Task objective =
Locate the string "document" in the listing below. Copy every line where it is found.

-- start Listing --

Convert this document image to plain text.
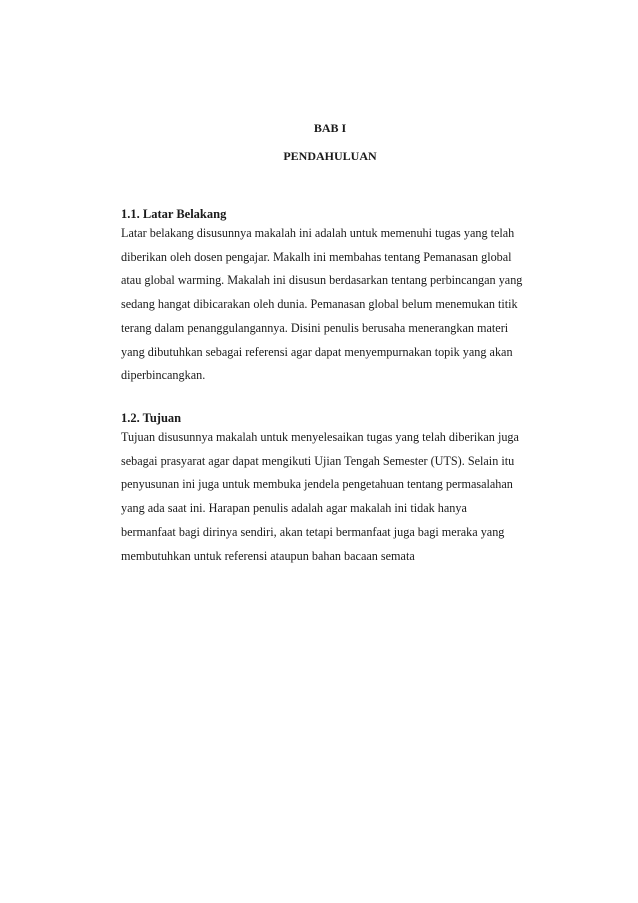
BAB I
PENDAHULUAN
1.1. Latar Belakang

Latar belakang disusunnya makalah ini adalah untuk memenuhi tugas yang telah
diberikan oleh dosen pengajar. Makalh ini membahas tentang Pemanasan global
atau global warming. Makalah ini disusun berdasarkan tentang perbincangan yang
sedang hangat dibicarakan oleh dunia. Pemanasan global belum menemukan titik
terang dalam penanggulangannya. Disini penulis berusaha menerangkan materi
yang dibutuhkan sebagai referensi agar dapat menyempurnakan topik yang akan
diperbincangkan.

1.2. Tujuan

Tujuan disusunnya makalah untuk menyelesaikan tugas yang telah diberikan juga
sebagai prasyarat agar dapat mengikuti Ujian Tengah Semester (UTS). Selain itu
penyusunan ini juga untuk membuka jendela pengetahuan tentang permasalahan
yang ada saat ini. Harapan penulis adalah agar makalah ini tidak hanya
bermanfaat bagi dirinya sendiri, akan tetapi bermanfaat juga bagi meraka yang
membutuhkan untuk referensi ataupun bahan bacaan semata
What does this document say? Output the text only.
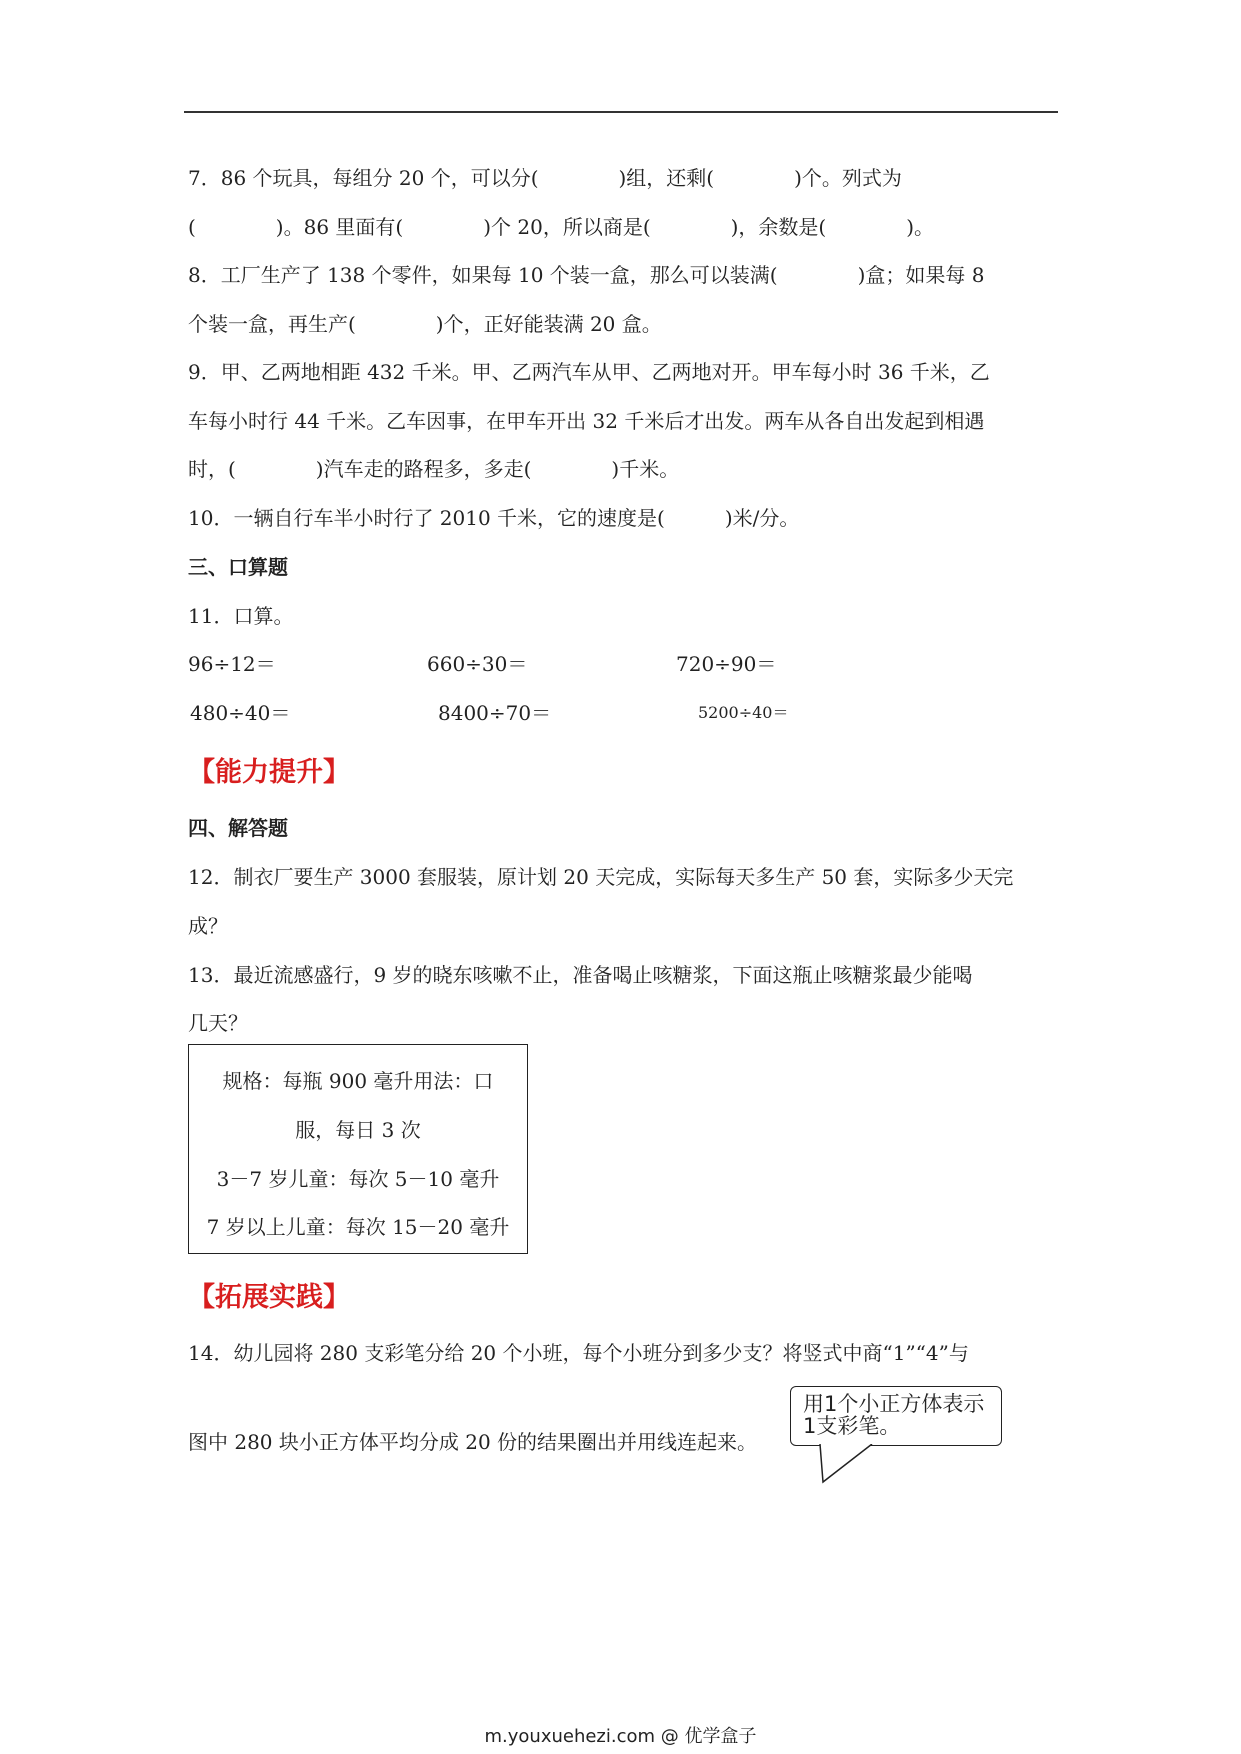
7．86 个玩具，每组分 20 个，可以分(　　　　)组，还剩(　　　　)个。列式为
(　　　　)。86 里面有(　　　　)个 20，所以商是(　　　　)，余数是(　　　　)。
8．工厂生产了 138 个零件，如果每 10 个装一盒，那么可以装满(　　　　)盒；如果每 8
个装一盒，再生产(　　　　)个，正好能装满 20 盒。
9．甲、乙两地相距 432 千米。甲、乙两汽车从甲、乙两地对开。甲车每小时 36 千米，乙
车每小时行 44 千米。乙车因事，在甲车开出 32 千米后才出发。两车从各自出发起到相遇
时，(　　　　)汽车走的路程多，多走(　　　　)千米。
10．一辆自行车半小时行了 2010 千米，它的速度是(　　　)米/分。
三、口算题
11．口算。
96÷12＝	660÷30＝	720÷90＝
480÷40＝	8400÷70＝	5200÷40＝
【能力提升】
四、解答题
12．制衣厂要生产 3000 套服装，原计划 20 天完成，实际每天多生产 50 套，实际多少天完
成？
13．最近流感盛行，9 岁的晓东咳嗽不止，准备喝止咳糖浆，下面这瓶止咳糖浆最少能喝
几天？
规格：每瓶 900 毫升用法：口
服，每日 3 次
3－7 岁儿童：每次 5－10 毫升
7 岁以上儿童：每次 15－20 毫升
【拓展实践】
14．幼儿园将 280 支彩笔分给 20 个小班，每个小班分到多少支？将竖式中商“1”“4”与
图中 280 块小正方体平均分成 20 份的结果圈出并用线连起来。
用1个小正方体表示
1支彩笔。
m.youxuehezi.com @ 优学盒子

-- end Listing --

Result below =
Convert this document image to plain text.
What does this document say? Output the text only.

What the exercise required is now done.